▸ Set exercise
Rewrite the lines from the start of the records through the line containing "y-tick-label: 2000 [600, 628, 629, 643]", substituting "y-axis-tick-label" for every occurrence of "y-tick-label" and keeping everything else unchanged.

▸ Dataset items
········
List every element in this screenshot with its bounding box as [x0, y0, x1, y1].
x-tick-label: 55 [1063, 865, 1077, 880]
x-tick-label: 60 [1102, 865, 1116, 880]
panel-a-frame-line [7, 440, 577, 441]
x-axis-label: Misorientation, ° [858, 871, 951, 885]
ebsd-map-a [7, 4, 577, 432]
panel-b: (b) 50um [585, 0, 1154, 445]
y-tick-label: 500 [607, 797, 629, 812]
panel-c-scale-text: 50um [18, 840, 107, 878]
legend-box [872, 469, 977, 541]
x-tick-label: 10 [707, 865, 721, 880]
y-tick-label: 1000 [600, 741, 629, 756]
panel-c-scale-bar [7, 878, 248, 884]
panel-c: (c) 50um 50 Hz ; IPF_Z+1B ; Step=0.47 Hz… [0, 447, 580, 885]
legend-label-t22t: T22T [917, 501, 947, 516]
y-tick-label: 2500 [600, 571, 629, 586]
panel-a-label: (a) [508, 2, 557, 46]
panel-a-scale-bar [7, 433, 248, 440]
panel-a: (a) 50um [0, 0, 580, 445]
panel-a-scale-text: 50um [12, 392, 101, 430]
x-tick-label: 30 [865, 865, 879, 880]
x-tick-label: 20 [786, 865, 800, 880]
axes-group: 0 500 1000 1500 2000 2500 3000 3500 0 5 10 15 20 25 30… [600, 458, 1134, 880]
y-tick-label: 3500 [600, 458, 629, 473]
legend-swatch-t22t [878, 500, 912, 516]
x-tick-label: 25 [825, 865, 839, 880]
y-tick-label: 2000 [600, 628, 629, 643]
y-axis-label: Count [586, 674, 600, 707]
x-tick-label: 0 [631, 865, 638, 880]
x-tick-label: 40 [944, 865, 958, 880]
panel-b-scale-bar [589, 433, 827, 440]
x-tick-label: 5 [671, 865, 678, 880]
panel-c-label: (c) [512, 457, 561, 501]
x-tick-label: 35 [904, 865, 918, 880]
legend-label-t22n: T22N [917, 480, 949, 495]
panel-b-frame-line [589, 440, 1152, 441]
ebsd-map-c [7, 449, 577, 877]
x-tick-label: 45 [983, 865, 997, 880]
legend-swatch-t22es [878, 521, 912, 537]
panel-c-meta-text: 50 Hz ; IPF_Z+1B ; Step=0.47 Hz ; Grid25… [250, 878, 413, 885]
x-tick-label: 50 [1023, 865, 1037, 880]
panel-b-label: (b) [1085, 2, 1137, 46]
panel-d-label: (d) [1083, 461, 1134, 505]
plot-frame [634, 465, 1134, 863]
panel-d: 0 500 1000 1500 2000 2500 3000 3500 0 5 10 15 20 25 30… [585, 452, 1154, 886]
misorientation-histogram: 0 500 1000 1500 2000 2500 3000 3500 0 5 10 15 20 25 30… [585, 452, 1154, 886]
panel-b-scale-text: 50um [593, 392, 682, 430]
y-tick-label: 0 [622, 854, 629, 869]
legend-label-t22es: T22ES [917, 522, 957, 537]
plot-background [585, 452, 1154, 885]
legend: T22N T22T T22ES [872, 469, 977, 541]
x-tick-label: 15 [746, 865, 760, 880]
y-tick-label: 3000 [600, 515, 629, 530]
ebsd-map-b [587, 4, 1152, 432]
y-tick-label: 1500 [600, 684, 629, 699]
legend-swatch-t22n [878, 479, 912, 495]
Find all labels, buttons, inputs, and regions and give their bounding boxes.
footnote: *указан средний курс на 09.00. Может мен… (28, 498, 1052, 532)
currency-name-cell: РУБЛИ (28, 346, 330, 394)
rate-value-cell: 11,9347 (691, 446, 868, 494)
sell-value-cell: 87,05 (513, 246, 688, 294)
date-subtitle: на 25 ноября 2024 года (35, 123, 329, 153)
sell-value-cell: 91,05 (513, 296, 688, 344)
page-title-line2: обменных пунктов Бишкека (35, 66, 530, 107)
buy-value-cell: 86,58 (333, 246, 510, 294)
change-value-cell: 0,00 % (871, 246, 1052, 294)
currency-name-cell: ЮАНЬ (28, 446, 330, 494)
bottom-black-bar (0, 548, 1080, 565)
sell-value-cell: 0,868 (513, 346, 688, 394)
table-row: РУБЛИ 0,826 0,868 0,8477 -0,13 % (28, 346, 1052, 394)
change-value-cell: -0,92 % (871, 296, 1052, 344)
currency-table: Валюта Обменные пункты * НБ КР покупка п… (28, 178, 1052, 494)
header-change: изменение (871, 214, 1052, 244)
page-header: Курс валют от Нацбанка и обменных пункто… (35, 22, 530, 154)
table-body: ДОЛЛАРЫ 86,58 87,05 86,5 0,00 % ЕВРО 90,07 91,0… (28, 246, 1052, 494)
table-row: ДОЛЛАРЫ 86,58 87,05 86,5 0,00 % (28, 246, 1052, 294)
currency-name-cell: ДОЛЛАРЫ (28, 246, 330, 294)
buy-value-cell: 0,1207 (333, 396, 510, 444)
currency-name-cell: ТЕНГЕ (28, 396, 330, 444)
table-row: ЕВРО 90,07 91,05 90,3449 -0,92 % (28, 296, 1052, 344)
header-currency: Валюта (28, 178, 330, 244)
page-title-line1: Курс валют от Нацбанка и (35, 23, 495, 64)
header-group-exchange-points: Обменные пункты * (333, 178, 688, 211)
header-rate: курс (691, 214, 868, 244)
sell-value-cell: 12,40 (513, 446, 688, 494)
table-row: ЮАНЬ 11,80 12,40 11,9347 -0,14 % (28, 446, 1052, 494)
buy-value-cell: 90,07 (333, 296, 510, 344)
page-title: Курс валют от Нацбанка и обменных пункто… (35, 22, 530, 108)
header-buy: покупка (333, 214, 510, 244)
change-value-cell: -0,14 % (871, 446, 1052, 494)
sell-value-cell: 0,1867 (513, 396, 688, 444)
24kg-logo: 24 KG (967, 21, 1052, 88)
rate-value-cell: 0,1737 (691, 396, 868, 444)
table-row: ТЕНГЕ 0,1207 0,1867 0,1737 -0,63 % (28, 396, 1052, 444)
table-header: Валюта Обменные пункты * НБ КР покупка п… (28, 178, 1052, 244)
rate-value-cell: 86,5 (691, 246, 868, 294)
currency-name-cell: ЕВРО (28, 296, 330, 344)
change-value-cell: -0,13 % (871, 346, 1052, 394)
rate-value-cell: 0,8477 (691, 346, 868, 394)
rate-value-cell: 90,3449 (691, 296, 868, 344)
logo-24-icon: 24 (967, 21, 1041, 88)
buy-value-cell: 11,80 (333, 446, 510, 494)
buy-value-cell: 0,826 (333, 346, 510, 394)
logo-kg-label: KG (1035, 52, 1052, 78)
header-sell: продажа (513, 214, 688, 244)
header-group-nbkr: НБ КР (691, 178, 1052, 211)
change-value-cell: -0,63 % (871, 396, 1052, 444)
········
▸ Answer to the exercise
List every element in this screenshot with its bounding box as [x0, y0, x1, y1].
x-tick-label: 55 [1063, 865, 1077, 880]
x-tick-label: 60 [1102, 865, 1116, 880]
panel-a-frame-line [7, 440, 577, 441]
x-axis-label: Misorientation, ° [858, 871, 951, 885]
ebsd-map-a [7, 4, 577, 432]
panel-b: (b) 50um [585, 0, 1154, 445]
y-axis-tick-label: 500 [607, 797, 629, 812]
panel-c-scale-text: 50um [18, 840, 107, 878]
legend-box [872, 469, 977, 541]
x-tick-label: 10 [707, 865, 721, 880]
y-axis-tick-label: 1000 [600, 741, 629, 756]
panel-c-scale-bar [7, 878, 248, 884]
panel-c: (c) 50um 50 Hz ; IPF_Z+1B ; Step=0.47 Hz… [0, 447, 580, 885]
legend-label-t22t: T22T [917, 501, 947, 516]
y-axis-tick-label: 2500 [600, 571, 629, 586]
panel-a-label: (a) [508, 2, 557, 46]
panel-a-scale-bar [7, 433, 248, 440]
panel-a: (a) 50um [0, 0, 580, 445]
panel-a-scale-text: 50um [12, 392, 101, 430]
x-tick-label: 30 [865, 865, 879, 880]
x-tick-label: 20 [786, 865, 800, 880]
axes-group: 0 500 1000 1500 2000 2500 3000 3500 0 5 10 15 20 25 30… [600, 458, 1134, 880]
y-axis-tick-label: 3500 [600, 458, 629, 473]
legend-swatch-t22t [878, 500, 912, 516]
x-tick-label: 25 [825, 865, 839, 880]
y-axis-tick-label: 2000 [600, 628, 629, 643]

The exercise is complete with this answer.